* **Description of the task**: Could you transcribe the material below exactly, without leaving out a single line?

* **Material for this task**:
<<<<

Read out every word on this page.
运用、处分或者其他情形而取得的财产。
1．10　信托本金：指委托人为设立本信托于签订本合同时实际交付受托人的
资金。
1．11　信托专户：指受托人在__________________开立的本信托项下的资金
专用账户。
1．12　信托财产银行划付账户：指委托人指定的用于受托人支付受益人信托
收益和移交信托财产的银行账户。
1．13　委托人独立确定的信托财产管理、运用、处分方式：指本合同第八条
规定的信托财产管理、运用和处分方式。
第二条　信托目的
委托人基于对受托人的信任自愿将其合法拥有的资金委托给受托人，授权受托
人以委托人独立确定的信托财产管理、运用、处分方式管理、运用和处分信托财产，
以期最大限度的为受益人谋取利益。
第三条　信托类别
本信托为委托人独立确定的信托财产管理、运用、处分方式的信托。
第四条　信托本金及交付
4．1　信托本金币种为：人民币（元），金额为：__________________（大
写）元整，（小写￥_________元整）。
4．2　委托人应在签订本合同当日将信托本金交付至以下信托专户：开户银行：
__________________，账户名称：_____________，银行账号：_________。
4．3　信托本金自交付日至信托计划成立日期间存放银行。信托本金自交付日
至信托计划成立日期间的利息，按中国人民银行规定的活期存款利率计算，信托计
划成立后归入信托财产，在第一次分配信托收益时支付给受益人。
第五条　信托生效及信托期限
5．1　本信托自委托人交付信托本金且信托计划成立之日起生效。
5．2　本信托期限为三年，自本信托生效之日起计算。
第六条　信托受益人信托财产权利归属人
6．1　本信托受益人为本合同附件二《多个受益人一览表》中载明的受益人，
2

>>>>

* **Task result**:
Read out every word on this page.
运用、处分或者其他情形而取得的财产。
1．10　信托本金：指委托人为设立本信托于签订本合同时实际交付受托人的
资金。
1．11　信托专户：指受托人在__________________开立的本信托项下的资金
专用账户。
1．12　信托财产银行划付账户：指委托人指定的用于受托人支付受益人信托
收益和移交信托财产的银行账户。
1．13　委托人独立确定的信托财产管理、运用、处分方式：指本合同第八条
规定的信托财产管理、运用和处分方式。
第二条　信托目的
委托人基于对受托人的信任自愿将其合法拥有的资金委托给受托人，授权受托
人以委托人独立确定的信托财产管理、运用、处分方式管理、运用和处分信托财产，
以期最大限度的为受益人谋取利益。
第三条　信托类别
本信托为委托人独立确定的信托财产管理、运用、处分方式的信托。
第四条　信托本金及交付
4．1　信托本金币种为：人民币（元），金额为：__________________（大
写）元整，（小写￥_________元整）。
4．2　委托人应在签订本合同当日将信托本金交付至以下信托专户：开户银行：
__________________，账户名称：_____________，银行账号：_________。
4．3　信托本金自交付日至信托计划成立日期间存放银行。信托本金自交付日
至信托计划成立日期间的利息，按中国人民银行规定的活期存款利率计算，信托计
划成立后归入信托财产，在第一次分配信托收益时支付给受益人。
第五条　信托生效及信托期限
5．1　本信托自委托人交付信托本金且信托计划成立之日起生效。
5．2　本信托期限为三年，自本信托生效之日起计算。
第六条　信托受益人信托财产权利归属人
6．1　本信托受益人为本合同附件二《多个受益人一览表》中载明的受益人，
2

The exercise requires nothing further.